_TASK GOAL_
What is the number of lines in these entries that contain "title"? State it alone.

_ENTRIES SUPPLIED_
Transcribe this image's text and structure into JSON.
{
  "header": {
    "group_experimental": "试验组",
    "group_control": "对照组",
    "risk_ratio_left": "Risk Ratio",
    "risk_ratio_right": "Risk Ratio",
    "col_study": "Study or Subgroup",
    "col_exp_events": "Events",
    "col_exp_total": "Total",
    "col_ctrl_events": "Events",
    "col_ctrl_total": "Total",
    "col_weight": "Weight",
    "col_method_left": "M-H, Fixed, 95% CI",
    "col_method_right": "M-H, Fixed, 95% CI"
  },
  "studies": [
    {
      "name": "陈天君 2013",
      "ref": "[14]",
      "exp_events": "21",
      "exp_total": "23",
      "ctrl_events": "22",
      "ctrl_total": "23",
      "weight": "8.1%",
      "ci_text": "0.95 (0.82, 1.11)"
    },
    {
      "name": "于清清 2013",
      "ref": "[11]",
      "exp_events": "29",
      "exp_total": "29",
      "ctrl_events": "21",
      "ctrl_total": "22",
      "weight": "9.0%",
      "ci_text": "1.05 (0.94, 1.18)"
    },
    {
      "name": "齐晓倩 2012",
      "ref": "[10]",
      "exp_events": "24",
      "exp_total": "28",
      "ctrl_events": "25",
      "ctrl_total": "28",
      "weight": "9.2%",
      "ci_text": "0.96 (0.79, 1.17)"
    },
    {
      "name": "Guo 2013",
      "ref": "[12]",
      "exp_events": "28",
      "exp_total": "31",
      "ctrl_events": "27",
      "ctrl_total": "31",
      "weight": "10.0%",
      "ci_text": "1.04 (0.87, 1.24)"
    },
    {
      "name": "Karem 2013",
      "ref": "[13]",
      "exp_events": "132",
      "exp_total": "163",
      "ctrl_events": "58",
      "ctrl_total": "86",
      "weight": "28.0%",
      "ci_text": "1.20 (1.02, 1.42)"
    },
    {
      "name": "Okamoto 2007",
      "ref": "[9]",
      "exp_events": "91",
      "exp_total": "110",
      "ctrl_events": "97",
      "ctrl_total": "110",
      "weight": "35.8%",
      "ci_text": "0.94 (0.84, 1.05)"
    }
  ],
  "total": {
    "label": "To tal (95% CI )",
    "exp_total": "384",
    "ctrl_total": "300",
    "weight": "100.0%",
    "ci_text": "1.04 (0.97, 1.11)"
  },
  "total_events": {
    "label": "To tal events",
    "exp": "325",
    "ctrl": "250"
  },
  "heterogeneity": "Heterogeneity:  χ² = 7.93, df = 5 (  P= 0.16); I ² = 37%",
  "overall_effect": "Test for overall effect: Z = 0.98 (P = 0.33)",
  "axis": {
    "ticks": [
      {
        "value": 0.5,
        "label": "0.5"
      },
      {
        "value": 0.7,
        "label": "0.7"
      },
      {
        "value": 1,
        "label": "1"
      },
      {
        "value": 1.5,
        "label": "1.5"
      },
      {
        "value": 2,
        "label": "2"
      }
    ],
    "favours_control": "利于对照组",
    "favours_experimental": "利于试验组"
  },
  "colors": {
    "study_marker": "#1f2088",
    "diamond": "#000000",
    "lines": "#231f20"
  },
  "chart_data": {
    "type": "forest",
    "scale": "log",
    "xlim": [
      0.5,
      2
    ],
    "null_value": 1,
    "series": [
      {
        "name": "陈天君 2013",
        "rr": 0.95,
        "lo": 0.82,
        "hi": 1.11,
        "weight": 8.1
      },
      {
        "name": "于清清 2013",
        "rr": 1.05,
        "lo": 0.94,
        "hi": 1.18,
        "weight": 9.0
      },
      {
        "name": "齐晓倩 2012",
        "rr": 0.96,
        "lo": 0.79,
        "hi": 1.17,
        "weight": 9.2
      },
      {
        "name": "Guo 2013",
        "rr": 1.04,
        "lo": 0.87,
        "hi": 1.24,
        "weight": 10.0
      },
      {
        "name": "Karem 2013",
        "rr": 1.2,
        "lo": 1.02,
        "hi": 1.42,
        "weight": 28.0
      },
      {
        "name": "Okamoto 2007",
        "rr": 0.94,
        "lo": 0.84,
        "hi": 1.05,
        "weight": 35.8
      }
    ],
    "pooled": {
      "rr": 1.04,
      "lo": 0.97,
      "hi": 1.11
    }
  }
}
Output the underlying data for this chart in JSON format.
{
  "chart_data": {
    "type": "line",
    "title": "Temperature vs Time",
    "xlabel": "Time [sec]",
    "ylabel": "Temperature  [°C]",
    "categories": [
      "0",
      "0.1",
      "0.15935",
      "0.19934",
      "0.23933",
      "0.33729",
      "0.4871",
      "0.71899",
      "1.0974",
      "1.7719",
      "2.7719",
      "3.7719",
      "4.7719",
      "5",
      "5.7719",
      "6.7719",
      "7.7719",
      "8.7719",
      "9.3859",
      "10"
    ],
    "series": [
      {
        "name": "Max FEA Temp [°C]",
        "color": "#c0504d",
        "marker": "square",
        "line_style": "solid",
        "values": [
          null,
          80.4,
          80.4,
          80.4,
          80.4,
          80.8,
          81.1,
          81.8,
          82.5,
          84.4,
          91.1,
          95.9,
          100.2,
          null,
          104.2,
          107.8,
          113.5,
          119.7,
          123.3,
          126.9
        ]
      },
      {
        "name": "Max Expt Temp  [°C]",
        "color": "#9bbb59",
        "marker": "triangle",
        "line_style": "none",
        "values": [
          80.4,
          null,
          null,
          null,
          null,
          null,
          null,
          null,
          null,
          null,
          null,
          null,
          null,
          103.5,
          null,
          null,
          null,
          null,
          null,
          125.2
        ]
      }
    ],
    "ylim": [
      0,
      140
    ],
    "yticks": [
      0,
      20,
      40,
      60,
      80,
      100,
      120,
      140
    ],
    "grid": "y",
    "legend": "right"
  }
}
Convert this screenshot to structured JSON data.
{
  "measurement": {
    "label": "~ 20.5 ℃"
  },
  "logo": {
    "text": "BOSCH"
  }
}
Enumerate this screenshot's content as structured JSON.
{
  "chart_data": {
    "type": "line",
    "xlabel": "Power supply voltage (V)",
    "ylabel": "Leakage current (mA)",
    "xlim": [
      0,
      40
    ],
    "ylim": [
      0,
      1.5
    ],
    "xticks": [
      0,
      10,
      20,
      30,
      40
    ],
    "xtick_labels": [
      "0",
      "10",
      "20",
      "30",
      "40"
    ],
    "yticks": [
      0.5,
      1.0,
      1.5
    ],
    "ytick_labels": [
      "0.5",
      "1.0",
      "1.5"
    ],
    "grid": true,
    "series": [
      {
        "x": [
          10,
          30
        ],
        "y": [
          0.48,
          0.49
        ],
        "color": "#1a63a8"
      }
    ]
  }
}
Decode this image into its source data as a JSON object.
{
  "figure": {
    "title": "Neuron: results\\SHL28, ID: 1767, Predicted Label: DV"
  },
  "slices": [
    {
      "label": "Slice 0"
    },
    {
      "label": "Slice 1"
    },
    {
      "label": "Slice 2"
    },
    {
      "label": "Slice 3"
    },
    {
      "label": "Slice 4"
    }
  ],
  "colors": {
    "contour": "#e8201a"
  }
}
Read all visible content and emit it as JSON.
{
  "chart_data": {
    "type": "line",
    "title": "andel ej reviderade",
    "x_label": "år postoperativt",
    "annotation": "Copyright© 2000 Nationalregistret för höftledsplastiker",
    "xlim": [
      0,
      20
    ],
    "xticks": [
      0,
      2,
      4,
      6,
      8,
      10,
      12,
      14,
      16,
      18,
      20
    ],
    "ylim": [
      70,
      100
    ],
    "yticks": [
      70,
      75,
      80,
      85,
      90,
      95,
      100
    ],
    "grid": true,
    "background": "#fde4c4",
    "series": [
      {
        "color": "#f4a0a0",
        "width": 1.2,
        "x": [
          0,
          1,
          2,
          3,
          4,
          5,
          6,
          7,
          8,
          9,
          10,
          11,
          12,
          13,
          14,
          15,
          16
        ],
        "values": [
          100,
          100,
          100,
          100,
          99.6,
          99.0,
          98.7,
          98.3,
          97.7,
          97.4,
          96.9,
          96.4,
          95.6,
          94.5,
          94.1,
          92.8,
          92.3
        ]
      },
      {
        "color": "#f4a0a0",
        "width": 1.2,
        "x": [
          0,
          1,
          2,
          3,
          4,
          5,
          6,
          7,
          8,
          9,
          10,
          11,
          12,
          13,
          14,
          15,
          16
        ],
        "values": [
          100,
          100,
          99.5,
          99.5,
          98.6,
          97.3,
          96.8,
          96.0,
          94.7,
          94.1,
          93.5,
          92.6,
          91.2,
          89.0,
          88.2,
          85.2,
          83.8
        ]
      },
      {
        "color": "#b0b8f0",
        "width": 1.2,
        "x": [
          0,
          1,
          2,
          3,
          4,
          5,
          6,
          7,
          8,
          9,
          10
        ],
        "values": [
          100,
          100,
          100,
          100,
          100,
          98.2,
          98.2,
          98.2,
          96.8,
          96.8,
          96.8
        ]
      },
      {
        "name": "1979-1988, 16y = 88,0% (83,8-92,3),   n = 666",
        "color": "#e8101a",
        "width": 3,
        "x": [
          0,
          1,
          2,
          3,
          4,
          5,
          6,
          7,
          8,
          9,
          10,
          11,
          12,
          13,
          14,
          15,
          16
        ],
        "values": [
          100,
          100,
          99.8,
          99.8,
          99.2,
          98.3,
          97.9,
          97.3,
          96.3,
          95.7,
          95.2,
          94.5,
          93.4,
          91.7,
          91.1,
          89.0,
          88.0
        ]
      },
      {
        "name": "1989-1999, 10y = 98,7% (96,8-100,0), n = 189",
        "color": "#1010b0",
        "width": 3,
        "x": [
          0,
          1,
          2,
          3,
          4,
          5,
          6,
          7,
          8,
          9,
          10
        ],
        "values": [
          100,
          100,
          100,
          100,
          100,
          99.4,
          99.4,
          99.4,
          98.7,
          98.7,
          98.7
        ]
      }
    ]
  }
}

_EXERCISE SOLUTION_
3